__Exercise aim__. Read the records below. Copy each line where the string "Continental" occurs.
── Information shown ──
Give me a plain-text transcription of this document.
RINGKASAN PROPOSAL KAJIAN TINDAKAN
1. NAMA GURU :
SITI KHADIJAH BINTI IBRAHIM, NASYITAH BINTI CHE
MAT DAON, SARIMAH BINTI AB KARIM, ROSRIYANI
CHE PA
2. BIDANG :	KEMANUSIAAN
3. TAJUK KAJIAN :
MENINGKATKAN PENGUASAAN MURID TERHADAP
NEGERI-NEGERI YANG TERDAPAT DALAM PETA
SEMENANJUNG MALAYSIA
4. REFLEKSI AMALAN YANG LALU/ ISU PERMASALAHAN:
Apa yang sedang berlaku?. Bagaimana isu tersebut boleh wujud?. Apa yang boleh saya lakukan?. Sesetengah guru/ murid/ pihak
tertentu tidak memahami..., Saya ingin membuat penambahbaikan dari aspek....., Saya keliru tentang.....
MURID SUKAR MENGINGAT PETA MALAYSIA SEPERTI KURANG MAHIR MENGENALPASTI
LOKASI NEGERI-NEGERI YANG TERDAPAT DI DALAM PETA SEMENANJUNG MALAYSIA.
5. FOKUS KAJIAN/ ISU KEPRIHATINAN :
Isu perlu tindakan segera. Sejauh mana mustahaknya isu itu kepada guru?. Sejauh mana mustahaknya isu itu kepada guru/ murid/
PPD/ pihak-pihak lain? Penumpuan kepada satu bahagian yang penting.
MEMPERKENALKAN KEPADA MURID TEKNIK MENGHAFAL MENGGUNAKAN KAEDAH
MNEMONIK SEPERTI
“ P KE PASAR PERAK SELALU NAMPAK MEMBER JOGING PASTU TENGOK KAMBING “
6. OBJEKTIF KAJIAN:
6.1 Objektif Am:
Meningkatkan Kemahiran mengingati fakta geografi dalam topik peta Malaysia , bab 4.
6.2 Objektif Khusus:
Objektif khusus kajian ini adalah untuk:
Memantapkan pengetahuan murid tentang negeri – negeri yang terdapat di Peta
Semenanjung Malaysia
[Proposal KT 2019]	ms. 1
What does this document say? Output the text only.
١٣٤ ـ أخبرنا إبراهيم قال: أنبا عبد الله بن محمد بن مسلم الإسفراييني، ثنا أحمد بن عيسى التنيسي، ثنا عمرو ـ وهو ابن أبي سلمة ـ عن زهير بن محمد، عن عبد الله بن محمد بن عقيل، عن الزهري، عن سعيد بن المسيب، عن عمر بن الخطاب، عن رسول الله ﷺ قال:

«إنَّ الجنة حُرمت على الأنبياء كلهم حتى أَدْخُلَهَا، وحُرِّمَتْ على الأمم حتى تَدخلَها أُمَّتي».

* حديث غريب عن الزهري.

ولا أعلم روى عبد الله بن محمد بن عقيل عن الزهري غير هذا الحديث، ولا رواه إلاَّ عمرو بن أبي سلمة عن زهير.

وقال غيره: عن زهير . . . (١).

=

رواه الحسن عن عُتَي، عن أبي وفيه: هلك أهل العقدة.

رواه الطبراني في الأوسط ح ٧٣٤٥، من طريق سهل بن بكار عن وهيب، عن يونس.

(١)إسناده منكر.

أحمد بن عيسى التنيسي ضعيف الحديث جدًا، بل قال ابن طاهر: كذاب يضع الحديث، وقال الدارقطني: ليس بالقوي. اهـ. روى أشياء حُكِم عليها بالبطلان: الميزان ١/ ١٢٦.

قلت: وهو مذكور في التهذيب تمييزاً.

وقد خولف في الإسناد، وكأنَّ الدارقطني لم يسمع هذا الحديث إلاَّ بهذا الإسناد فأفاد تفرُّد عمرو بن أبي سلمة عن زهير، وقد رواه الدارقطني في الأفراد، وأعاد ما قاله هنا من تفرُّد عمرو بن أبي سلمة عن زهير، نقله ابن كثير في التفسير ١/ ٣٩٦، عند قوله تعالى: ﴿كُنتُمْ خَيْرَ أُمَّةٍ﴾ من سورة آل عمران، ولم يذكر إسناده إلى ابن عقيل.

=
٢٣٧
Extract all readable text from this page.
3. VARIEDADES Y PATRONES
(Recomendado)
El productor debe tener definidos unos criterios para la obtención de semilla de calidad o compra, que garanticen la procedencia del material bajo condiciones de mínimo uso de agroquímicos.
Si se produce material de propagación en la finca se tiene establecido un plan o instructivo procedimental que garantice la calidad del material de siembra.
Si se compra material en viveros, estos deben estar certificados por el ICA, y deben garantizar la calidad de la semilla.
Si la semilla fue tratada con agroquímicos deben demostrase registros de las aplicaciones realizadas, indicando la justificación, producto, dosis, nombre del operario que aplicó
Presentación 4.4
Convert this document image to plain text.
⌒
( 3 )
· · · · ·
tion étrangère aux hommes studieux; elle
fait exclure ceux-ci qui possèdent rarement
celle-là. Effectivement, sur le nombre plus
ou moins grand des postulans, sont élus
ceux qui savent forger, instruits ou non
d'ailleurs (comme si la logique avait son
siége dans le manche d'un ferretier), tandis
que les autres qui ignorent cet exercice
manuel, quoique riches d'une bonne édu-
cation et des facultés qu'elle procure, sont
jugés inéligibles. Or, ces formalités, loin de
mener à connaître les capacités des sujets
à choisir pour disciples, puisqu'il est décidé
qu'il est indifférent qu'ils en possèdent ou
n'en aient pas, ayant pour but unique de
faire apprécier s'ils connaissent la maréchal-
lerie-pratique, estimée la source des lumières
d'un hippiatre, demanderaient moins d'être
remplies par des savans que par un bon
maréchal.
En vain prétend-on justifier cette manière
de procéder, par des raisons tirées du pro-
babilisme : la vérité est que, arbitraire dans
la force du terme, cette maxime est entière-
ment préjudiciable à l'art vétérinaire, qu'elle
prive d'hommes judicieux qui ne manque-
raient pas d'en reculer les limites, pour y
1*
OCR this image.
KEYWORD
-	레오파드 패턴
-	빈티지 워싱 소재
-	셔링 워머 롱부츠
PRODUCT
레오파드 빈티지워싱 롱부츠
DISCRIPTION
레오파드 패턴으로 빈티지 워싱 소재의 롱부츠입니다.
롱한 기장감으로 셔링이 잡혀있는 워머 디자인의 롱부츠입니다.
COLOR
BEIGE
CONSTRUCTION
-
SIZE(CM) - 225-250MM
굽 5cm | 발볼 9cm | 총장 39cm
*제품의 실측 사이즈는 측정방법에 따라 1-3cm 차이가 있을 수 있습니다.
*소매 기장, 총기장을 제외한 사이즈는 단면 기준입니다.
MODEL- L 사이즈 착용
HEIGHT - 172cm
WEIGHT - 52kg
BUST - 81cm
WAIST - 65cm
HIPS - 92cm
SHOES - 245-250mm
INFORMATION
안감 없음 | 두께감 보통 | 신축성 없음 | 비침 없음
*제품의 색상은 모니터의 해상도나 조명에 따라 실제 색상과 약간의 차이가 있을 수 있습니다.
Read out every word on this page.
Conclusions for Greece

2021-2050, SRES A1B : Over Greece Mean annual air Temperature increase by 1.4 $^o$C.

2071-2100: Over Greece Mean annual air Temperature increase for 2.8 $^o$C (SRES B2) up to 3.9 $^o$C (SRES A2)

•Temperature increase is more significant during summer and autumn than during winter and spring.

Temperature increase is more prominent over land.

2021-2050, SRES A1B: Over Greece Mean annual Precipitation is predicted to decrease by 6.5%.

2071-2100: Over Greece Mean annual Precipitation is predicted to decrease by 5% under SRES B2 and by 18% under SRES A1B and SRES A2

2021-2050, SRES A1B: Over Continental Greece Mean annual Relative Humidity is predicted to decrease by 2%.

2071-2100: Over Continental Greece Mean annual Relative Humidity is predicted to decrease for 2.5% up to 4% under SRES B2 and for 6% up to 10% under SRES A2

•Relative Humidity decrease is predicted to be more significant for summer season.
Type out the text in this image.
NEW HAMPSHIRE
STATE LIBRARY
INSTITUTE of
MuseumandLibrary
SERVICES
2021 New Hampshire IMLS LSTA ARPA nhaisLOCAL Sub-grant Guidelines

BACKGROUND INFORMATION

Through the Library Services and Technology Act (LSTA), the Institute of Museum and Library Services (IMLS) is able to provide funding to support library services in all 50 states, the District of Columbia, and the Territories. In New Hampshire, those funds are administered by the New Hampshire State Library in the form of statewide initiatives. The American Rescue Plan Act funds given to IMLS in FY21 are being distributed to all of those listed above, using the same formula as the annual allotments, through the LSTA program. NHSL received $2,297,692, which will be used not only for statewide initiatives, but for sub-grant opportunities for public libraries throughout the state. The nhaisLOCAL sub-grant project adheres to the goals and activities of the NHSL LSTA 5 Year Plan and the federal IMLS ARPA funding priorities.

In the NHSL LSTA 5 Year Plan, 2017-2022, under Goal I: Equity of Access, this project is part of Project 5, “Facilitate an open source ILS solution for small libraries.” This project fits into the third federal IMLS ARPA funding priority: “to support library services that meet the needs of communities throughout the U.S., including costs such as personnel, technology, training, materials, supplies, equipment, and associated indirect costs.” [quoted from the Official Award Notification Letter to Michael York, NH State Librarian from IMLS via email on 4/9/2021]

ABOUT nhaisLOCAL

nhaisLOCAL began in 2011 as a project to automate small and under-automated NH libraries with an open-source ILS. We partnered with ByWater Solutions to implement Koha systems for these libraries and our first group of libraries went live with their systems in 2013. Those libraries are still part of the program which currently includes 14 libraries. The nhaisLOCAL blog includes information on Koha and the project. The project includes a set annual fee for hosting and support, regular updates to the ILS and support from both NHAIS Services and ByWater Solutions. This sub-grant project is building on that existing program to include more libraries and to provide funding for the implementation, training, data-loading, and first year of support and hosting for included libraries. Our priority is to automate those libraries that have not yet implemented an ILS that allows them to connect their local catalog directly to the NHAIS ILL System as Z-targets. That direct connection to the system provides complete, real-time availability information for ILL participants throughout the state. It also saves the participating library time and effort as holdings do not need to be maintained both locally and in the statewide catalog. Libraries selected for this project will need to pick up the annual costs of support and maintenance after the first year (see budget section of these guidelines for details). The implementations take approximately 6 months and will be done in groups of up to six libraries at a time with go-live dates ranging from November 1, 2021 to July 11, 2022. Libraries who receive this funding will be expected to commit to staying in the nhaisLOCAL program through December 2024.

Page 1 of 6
───
__Answer to this exercise__.
2021-2050, SRES A1B: Over Continental Greece Mean annual Relative Humidity is predicted to decrease by 2%.
2071-2100: Over Continental Greece Mean annual Relative Humidity is predicted to decrease for 2.5% up to 4% under SRES B2 and for 6% up to 10% under SRES A2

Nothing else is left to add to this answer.